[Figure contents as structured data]
/---

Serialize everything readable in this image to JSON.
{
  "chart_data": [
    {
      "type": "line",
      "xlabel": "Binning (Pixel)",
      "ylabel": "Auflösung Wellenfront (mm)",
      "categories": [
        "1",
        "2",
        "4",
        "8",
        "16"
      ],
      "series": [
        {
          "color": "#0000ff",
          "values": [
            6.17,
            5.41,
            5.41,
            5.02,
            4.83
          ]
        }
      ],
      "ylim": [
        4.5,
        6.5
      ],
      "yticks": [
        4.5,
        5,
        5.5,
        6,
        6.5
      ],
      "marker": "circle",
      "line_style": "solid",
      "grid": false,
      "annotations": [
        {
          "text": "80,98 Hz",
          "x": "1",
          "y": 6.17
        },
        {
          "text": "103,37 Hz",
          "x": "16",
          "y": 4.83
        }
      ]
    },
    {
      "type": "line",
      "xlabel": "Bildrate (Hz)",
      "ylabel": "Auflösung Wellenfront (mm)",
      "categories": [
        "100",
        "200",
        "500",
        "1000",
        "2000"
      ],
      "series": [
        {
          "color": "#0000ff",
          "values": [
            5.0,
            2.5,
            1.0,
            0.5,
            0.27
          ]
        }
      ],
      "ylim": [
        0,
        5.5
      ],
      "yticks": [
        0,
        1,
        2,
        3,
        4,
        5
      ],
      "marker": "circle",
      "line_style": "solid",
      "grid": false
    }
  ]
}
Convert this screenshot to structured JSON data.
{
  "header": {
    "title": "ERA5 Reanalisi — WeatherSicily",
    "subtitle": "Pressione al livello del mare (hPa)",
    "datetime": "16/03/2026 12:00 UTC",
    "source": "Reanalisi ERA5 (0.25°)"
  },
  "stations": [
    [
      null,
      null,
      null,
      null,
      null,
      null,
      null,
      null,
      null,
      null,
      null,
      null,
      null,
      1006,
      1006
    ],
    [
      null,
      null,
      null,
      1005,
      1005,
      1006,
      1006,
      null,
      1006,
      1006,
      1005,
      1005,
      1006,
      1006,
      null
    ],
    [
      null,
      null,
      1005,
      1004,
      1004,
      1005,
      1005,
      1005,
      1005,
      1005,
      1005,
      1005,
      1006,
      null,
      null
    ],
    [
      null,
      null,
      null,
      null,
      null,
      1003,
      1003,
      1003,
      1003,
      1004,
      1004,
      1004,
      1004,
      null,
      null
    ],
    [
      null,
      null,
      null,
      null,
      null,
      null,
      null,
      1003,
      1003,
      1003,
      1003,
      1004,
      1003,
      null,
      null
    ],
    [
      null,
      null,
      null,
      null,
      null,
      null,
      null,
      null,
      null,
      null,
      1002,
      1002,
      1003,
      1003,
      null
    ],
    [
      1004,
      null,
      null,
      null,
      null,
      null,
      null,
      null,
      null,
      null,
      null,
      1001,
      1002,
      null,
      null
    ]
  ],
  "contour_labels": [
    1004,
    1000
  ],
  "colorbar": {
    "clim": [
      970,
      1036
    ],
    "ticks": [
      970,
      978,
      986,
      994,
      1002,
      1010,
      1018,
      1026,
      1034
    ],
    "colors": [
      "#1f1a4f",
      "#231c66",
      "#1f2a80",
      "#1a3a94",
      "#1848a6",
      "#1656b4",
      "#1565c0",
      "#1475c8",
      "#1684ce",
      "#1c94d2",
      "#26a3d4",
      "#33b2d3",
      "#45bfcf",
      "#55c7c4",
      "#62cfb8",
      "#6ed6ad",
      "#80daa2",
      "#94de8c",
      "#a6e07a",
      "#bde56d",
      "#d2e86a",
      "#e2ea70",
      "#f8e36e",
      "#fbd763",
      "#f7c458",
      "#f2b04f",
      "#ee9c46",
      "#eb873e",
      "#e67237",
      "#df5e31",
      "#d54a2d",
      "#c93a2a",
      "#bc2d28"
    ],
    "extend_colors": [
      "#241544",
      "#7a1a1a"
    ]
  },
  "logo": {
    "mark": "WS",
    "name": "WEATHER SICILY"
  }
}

\---

Whenever "JSON" turns up in a line, pick that line out.

Serialize everything readable in this image to JSON.
Convert this screenshot to structured JSON data.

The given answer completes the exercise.